EXERCISE DESCRIPTION
Quote every line of the material beneath this one.

GIVEN INFORMATION
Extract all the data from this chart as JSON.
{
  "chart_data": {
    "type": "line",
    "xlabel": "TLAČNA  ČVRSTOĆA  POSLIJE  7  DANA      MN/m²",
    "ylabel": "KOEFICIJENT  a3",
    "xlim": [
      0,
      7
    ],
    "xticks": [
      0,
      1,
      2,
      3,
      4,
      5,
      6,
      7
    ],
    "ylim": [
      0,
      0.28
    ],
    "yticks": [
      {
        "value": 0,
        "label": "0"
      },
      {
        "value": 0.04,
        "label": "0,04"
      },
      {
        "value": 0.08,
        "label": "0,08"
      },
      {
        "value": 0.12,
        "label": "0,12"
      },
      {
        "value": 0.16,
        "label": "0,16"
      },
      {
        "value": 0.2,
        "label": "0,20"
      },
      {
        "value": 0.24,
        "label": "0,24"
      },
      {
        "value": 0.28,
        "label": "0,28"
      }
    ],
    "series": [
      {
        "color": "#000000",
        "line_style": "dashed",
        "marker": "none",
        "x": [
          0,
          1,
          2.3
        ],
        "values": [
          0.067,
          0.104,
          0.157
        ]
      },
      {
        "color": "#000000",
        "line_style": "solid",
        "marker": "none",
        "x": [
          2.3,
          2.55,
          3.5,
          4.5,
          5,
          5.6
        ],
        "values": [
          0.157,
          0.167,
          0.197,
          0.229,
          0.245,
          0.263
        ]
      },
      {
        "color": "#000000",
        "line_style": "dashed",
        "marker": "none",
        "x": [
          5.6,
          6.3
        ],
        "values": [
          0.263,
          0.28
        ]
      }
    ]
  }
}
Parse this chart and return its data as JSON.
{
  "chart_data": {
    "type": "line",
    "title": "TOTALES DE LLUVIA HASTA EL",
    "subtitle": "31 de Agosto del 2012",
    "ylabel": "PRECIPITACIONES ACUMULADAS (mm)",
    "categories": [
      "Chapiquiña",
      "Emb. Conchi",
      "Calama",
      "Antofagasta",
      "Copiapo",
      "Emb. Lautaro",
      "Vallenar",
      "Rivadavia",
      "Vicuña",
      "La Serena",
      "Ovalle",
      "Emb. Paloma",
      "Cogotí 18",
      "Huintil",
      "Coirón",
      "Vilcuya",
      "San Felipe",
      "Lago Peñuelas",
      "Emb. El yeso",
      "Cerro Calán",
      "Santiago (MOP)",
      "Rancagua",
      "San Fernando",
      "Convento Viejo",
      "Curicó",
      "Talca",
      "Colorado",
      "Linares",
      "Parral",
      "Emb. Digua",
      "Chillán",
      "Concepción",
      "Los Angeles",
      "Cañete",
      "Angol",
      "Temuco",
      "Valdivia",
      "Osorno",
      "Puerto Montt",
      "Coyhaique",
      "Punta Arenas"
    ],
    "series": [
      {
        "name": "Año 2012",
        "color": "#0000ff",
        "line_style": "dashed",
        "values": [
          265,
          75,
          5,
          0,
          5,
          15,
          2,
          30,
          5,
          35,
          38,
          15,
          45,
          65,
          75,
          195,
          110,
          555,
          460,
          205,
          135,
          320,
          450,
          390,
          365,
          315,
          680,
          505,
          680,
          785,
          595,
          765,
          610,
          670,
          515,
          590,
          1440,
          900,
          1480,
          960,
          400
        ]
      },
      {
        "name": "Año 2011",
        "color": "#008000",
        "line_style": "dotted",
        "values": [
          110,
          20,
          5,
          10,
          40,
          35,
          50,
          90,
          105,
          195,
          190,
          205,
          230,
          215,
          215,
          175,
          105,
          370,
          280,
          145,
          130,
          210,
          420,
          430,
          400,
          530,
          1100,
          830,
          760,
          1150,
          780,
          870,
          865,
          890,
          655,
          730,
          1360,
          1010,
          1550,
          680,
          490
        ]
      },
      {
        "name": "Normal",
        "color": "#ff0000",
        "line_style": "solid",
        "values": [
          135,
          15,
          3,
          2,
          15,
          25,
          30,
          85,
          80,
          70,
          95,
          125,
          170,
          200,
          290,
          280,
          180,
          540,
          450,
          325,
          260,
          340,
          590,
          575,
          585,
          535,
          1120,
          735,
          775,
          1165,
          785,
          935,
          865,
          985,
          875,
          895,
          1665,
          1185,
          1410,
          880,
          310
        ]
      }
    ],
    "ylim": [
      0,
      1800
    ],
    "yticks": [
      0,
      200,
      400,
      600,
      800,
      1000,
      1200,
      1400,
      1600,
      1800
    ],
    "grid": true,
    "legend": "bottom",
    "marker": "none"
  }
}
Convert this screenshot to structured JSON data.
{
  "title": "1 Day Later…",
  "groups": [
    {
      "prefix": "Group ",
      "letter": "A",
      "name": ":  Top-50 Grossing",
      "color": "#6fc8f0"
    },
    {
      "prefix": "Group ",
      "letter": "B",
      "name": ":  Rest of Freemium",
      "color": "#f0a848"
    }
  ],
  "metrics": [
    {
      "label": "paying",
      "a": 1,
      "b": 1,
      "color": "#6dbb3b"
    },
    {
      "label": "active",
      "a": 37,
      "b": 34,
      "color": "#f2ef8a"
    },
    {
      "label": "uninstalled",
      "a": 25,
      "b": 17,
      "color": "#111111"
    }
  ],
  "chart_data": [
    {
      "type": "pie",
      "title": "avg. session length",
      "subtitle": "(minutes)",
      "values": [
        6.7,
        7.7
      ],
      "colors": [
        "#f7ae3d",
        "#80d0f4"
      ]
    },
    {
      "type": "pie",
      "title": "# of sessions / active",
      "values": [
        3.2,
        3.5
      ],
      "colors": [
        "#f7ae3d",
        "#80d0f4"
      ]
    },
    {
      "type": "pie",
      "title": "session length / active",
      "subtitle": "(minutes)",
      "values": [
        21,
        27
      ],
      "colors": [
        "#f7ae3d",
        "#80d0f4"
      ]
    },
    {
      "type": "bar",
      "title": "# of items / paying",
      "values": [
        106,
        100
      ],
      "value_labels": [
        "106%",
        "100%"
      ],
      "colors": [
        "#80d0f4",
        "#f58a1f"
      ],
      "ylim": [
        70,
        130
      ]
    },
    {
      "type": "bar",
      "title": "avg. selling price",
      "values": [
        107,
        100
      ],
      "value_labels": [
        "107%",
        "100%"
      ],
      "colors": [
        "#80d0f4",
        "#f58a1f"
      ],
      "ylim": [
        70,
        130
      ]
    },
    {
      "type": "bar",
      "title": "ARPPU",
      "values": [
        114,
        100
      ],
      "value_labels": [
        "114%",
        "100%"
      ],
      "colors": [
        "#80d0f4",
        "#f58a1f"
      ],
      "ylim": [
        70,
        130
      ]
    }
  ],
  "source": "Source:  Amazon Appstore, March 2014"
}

EXERCISE RESULT
Extract all the data from this chart as JSON.
{
  "chart_data": {
    "type": "line",
    "xlabel": "TLAČNA  ČVRSTOĆA  POSLIJE  7  DANA      MN/m²",
    "ylabel": "KOEFICIJENT  a3",
    "xlim": [
      0,
      7
    ],
    "xticks": [
      0,
      1,
      2,
      3,
      4,
      5,
      6,
      7
    ],
    "ylim": [
      0,
      0.28
    ],
    "yticks": [
      {
        "value": 0,
        "label": "0"
      },
      {
        "value": 0.04,
        "label": "0,04"
      },
      {
        "value": 0.08,
        "label": "0,08"
      },
      {
        "value": 0.12,
        "label": "0,12"
      },
      {
        "value": 0.16,
        "label": "0,16"
      },
      {
        "value": 0.2,
        "label": "0,20"
      },
      {
        "value": 0.24,
        "label": "0,24"
      },
      {
        "value": 0.28,
        "label": "0,28"
      }
    ],
    "series": [
      {
        "color": "#000000",
        "line_style": "dashed",
        "marker": "none",
        "x": [
          0,
          1,
          2.3
        ],
        "values": [
          0.067,
          0.104,
          0.157
        ]
      },
      {
        "color": "#000000",
        "line_style": "solid",
        "marker": "none",
        "x": [
          2.3,
          2.55,
          3.5,
          4.5,
          5,
          5.6
        ],
        "values": [
          0.157,
          0.167,
          0.197,
          0.229,
          0.245,
          0.263
        ]
      },
      {
        "color": "#000000",
        "line_style": "dashed",
        "marker": "none",
        "x": [
          5.6,
          6.3
        ],
        "values": [
          0.263,
          0.28
        ]
      }
    ]
  }
}
Parse this chart and return its data as JSON.
{
  "chart_data": {
    "type": "line",
    "title": "TOTALES DE LLUVIA HASTA EL",
    "subtitle": "31 de Agosto del 2012",
    "ylabel": "PRECIPITACIONES ACUMULADAS (mm)",
    "categories": [
      "Chapiquiña",
      "Emb. Conchi",
      "Calama",
      "Antofagasta",
      "Copiapo",
      "Emb. Lautaro",
      "Vallenar",
      "Rivadavia",
      "Vicuña",
      "La Serena",
      "Ovalle",
      "Emb. Paloma",
      "Cogotí 18",
      "Huintil",
      "Coirón",
      "Vilcuya",
      "San Felipe",
      "Lago Peñuelas",
      "Emb. El yeso",
      "Cerro Calán",
      "Santiago (MOP)",
      "Rancagua",
      "San Fernando",
      "Convento Viejo",
      "Curicó",
      "Talca",
      "Colorado",
      "Linares",
      "Parral",
      "Emb. Digua",
      "Chillán",
      "Concepción",
      "Los Angeles",
      "Cañete",
      "Angol",
      "Temuco",
      "Valdivia",
      "Osorno",
      "Puerto Montt",
      "Coyhaique",
      "Punta Arenas"
    ],
    "series": [
      {
        "name": "Año 2012",
        "color": "#0000ff",
        "line_style": "dashed",
        "values": [
          265,
          75,
          5,
          0,
          5,
          15,
          2,
          30,
          5,
          35,
          38,
          15,
          45,
          65,
          75,
          195,
          110,
          555,
          460,
          205,
          135,
          320,
          450,
          390,
          365,
          315,
          680,
          505,
          680,
          785,
          595,
          765,
          610,
          670,
          515,
          590,
          1440,
          900,
          1480,
          960,
          400
        ]
      },
      {
        "name": "Año 2011",
        "color": "#008000",
        "line_style": "dotted",
        "values": [
          110,
          20,
          5,
          10,
          40,
          35,
          50,
          90,
          105,
          195,
          190,
          205,
          230,
          215,
          215,
          175,
          105,
          370,
          280,
          145,
          130,
          210,
          420,
          430,
          400,
          530,
          1100,
          830,
          760,
          1150,
          780,
          870,
          865,
          890,
          655,
          730,
          1360,
          1010,
          1550,
          680,
          490
        ]
      },
      {
        "name": "Normal",
        "color": "#ff0000",
        "line_style": "solid",
        "values": [
          135,
          15,
          3,
          2,
          15,
          25,
          30,
          85,
          80,
          70,
          95,
          125,
          170,
          200,
          290,
          280,
          180,
          540,
          450,
          325,
          260,
          340,
          590,
          575,
          585,
          535,
          1120,
          735,
          775,
          1165,
          785,
          935,
          865,
          985,
          875,
          895,
          1665,
          1185,
          1410,
          880,
          310
        ]
      }
    ],
    "ylim": [
      0,
      1800
    ],
    "yticks": [
      0,
      200,
      400,
      600,
      800,
      1000,
      1200,
      1400,
      1600,
      1800
    ],
    "grid": true,
    "legend": "bottom",
    "marker": "none"
  }
}
Convert this screenshot to structured JSON data.
{
  "title": "1 Day Later…",
  "groups": [
    {
      "prefix": "Group ",
      "letter": "A",
      "name": ":  Top-50 Grossing",
      "color": "#6fc8f0"
    },
    {
      "prefix": "Group ",
      "letter": "B",
      "name": ":  Rest of Freemium",
      "color": "#f0a848"
    }
  ],
  "metrics": [
    {
      "label": "paying",
      "a": 1,
      "b": 1,
      "color": "#6dbb3b"
    },
    {
      "label": "active",
      "a": 37,
      "b": 34,
      "color": "#f2ef8a"
    },
    {
      "label": "uninstalled",
      "a": 25,
      "b": 17,
      "color": "#111111"
    }
  ],
  "chart_data": [
    {
      "type": "pie",
      "title": "avg. session length",
      "subtitle": "(minutes)",
      "values": [
        6.7,
        7.7
      ],
      "colors": [
        "#f7ae3d",
        "#80d0f4"
      ]
    },
    {
      "type": "pie",
      "title": "# of sessions / active",
      "values": [
        3.2,
        3.5
      ],
      "colors": [
        "#f7ae3d",
        "#80d0f4"
      ]
    },
    {
      "type": "pie",
      "title": "session length / active",
      "subtitle": "(minutes)",
      "values": [
        21,
        27
      ],
      "colors": [
        "#f7ae3d",
        "#80d0f4"
      ]
    },
    {
      "type": "bar",
      "title": "# of items / paying",
      "values": [
        106,
        100
      ],
      "value_labels": [
        "106%",
        "100%"
      ],
      "colors": [
        "#80d0f4",
        "#f58a1f"
      ],
      "ylim": [
        70,
        130
      ]
    },
    {
      "type": "bar",
      "title": "avg. selling price",
      "values": [
        107,
        100
      ],
      "value_labels": [
        "107%",
        "100%"
      ],
      "colors": [
        "#80d0f4",
        "#f58a1f"
      ],
      "ylim": [
        70,
        130
      ]
    },
    {
      "type": "bar",
      "title": "ARPPU",
      "values": [
        114,
        100
      ],
      "value_labels": [
        "114%",
        "100%"
      ],
      "colors": [
        "#80d0f4",
        "#f58a1f"
      ],
      "ylim": [
        70,
        130
      ]
    }
  ],
  "source": "Source:  Amazon Appstore, March 2014"
}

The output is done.